§ **What the task requires**: Which lines have the string "ClaraBrugadaM"? Copy all of them from the entries below.

§ **Supplied material**:
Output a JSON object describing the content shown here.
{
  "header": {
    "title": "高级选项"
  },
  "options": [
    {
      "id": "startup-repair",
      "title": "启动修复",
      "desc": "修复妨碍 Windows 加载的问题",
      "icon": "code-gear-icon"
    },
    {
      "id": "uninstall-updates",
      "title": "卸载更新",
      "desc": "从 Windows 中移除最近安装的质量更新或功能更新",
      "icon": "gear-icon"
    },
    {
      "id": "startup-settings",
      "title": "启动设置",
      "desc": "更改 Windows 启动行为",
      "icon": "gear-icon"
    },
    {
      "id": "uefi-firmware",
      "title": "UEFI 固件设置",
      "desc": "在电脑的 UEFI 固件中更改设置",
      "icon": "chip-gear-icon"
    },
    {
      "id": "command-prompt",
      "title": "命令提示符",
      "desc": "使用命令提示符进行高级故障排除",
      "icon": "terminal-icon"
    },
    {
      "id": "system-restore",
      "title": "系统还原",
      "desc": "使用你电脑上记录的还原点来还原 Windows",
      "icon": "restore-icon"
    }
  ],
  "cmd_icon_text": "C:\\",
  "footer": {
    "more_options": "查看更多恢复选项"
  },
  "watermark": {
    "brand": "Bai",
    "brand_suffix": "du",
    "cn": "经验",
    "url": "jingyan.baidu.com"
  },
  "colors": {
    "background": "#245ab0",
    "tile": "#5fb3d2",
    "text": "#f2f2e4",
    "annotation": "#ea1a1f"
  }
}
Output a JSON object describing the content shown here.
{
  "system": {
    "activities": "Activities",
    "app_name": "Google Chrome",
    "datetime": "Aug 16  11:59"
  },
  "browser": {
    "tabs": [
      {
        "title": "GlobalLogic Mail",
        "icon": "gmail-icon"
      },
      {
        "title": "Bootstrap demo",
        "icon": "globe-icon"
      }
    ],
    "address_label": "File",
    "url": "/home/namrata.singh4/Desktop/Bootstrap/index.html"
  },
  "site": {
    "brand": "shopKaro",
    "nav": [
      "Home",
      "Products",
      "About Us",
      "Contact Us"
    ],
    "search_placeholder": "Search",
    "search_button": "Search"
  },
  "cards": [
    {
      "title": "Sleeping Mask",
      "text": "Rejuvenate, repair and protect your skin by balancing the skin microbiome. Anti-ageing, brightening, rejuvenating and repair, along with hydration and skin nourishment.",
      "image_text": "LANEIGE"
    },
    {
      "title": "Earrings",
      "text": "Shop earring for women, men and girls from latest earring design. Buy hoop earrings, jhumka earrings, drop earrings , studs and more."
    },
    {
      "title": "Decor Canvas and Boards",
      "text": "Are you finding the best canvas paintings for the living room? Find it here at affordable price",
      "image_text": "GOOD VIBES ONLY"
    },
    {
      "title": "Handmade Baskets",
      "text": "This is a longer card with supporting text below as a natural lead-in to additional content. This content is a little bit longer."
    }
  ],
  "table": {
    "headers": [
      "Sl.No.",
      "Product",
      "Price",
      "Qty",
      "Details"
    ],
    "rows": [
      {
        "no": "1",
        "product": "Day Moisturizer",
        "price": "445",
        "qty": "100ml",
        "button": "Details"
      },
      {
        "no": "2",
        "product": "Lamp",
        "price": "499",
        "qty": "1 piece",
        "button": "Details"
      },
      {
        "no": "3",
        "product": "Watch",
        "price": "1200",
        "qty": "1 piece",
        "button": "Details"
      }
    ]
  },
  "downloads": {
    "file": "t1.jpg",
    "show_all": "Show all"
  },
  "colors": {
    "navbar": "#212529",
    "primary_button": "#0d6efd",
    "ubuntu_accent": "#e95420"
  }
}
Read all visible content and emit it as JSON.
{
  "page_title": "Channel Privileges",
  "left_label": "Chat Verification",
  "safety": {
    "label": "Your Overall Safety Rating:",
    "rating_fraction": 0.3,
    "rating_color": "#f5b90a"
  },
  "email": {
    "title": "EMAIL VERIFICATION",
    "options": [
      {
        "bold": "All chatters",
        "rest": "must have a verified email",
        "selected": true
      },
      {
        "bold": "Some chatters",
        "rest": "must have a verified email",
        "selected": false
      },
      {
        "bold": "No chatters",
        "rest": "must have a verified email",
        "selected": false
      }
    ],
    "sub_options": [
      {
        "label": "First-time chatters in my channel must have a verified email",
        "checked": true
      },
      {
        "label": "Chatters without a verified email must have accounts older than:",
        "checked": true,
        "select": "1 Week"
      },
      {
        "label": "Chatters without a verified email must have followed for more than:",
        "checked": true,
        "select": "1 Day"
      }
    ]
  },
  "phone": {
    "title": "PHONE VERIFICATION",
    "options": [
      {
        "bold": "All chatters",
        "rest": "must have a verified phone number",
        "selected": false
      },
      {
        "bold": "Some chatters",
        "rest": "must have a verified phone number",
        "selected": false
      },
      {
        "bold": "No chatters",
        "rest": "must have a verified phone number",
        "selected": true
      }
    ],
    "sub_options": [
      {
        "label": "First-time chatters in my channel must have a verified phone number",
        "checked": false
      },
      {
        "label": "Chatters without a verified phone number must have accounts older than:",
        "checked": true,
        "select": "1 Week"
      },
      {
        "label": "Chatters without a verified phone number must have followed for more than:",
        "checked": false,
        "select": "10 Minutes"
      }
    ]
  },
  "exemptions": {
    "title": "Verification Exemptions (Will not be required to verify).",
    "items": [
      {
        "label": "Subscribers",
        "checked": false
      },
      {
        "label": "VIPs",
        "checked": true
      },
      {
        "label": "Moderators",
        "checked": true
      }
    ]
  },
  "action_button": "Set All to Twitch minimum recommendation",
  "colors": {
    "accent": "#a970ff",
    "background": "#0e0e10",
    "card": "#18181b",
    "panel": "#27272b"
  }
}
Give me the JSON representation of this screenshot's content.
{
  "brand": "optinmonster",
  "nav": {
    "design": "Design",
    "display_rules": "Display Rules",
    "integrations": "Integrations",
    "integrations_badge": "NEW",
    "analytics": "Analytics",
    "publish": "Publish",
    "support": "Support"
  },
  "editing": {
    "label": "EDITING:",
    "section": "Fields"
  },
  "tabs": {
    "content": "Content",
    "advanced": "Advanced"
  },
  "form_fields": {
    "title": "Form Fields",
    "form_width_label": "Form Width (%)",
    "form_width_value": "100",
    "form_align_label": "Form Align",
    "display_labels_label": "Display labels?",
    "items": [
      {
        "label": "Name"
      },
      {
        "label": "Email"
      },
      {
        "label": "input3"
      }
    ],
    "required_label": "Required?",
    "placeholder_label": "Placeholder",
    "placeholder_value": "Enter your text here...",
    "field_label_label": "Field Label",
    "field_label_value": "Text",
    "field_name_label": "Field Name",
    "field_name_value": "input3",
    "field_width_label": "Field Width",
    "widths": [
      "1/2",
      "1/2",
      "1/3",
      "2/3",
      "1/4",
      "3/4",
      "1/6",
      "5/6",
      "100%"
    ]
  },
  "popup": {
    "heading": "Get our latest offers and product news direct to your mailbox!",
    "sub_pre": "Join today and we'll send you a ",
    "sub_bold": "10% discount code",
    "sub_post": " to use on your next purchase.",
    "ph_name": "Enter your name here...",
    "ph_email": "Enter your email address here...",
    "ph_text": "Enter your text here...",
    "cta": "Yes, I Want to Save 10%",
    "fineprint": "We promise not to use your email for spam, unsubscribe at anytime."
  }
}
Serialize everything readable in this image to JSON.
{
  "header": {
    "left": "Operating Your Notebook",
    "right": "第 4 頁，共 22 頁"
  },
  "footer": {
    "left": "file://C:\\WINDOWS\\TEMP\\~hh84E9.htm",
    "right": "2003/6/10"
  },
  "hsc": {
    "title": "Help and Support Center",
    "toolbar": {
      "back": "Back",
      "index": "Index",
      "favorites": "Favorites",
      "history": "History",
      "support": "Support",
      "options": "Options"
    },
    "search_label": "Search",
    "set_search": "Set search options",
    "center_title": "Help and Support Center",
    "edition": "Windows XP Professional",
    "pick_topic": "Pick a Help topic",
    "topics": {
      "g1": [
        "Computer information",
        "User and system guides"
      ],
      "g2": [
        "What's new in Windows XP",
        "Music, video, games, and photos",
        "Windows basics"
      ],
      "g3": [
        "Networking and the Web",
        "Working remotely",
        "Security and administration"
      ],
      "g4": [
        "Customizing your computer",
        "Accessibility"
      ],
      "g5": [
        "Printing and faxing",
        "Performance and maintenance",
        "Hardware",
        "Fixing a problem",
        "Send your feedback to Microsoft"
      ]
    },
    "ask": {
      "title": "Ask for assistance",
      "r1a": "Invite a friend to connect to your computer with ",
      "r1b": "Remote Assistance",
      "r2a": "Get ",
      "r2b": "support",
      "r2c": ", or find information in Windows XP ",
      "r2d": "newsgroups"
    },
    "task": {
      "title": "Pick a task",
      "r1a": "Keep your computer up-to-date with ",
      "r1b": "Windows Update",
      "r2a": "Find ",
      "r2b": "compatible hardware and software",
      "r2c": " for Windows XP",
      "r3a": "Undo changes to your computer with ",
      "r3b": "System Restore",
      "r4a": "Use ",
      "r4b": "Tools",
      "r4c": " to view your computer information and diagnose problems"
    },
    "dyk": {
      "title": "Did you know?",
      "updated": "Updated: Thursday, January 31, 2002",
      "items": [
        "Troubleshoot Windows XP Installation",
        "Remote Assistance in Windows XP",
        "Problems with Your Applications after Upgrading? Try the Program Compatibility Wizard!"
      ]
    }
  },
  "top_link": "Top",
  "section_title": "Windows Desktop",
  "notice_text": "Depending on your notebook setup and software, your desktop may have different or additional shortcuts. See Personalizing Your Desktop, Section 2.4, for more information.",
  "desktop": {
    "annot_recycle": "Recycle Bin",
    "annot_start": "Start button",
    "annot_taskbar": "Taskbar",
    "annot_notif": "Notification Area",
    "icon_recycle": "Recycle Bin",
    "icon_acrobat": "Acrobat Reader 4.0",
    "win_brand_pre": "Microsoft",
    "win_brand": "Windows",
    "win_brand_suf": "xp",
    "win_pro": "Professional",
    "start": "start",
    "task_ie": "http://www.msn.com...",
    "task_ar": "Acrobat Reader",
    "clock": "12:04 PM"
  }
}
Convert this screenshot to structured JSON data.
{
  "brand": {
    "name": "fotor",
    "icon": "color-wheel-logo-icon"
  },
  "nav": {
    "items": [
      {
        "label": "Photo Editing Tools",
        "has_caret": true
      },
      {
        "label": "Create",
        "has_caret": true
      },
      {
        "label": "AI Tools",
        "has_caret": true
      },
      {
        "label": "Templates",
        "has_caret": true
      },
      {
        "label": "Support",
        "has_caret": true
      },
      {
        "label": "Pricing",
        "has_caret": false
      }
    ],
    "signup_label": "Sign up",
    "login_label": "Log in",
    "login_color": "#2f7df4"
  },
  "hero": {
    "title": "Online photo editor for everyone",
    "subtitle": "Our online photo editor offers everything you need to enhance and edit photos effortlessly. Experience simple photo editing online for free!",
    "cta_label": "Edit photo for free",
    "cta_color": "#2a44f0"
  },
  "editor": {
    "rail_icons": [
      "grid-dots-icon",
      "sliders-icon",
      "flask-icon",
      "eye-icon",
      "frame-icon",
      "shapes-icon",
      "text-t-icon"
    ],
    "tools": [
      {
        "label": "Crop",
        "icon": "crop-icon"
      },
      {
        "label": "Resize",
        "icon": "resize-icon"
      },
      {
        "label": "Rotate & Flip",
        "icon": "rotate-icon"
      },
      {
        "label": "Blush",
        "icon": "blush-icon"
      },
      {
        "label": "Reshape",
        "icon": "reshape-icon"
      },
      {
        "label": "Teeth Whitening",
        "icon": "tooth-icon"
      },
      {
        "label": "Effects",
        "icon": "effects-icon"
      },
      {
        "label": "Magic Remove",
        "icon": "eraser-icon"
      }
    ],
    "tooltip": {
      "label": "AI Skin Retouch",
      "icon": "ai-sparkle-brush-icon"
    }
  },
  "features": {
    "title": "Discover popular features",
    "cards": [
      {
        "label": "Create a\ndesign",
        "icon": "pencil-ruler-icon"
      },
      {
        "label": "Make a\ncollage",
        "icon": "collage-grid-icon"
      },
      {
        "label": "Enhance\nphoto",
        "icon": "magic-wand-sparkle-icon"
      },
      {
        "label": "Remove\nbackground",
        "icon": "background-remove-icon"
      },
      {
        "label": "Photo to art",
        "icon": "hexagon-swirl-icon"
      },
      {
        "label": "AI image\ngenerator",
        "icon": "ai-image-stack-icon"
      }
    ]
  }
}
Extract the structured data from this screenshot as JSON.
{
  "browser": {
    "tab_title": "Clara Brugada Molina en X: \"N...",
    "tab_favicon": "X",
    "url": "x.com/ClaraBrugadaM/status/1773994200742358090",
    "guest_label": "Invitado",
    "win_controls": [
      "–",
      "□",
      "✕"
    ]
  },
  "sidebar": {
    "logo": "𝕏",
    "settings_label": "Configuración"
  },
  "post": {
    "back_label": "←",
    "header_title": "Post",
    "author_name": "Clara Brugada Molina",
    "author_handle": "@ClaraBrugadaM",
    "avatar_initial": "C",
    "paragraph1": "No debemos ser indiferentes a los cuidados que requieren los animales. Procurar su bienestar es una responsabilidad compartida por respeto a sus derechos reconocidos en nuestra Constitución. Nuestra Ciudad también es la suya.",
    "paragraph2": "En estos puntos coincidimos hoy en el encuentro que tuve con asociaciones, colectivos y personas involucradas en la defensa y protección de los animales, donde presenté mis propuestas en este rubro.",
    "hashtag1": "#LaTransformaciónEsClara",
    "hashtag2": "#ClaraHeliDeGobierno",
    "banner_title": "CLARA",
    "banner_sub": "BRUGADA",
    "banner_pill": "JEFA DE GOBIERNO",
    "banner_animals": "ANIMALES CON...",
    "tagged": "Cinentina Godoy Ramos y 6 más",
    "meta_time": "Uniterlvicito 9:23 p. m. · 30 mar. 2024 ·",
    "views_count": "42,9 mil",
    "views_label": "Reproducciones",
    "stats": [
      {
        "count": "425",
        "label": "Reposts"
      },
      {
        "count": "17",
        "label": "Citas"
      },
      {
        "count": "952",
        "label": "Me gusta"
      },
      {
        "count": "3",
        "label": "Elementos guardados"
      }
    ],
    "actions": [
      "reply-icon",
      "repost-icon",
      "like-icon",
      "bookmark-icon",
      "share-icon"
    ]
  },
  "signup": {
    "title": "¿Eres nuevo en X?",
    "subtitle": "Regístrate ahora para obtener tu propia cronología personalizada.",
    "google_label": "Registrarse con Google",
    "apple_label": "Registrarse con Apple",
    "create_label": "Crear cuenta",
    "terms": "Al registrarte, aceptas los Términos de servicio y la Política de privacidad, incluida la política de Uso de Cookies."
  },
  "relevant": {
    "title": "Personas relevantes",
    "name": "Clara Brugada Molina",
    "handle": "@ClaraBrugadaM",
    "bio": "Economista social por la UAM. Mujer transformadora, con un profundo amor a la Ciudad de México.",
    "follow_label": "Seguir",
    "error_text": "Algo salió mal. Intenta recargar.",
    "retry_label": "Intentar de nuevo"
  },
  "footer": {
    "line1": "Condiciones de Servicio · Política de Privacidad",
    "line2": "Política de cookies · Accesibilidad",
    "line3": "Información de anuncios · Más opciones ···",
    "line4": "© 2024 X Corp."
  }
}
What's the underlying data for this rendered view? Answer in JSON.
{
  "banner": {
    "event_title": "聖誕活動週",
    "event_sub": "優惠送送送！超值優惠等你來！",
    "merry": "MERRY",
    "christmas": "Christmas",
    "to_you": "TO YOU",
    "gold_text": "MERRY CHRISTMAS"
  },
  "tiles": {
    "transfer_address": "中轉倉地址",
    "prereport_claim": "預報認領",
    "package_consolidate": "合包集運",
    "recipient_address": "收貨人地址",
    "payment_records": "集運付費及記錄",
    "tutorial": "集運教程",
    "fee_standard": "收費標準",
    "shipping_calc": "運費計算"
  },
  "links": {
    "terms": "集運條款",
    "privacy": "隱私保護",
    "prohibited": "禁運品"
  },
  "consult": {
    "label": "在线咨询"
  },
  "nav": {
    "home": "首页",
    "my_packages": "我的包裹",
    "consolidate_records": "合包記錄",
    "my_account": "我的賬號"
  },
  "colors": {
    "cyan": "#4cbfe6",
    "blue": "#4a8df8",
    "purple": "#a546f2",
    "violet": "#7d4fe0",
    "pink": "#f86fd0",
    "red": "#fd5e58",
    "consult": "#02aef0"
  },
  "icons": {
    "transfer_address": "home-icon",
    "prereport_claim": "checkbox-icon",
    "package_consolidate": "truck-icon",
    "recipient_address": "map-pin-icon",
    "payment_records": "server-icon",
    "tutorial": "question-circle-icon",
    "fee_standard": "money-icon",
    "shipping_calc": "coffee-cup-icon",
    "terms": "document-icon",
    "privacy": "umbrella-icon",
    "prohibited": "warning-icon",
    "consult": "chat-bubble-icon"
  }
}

§ **Problem solution**:
    "url": "x.com/ClaraBrugadaM/status/1773994200742358090",
    "author_handle": "@ClaraBrugadaM",
    "handle": "@ClaraBrugadaM",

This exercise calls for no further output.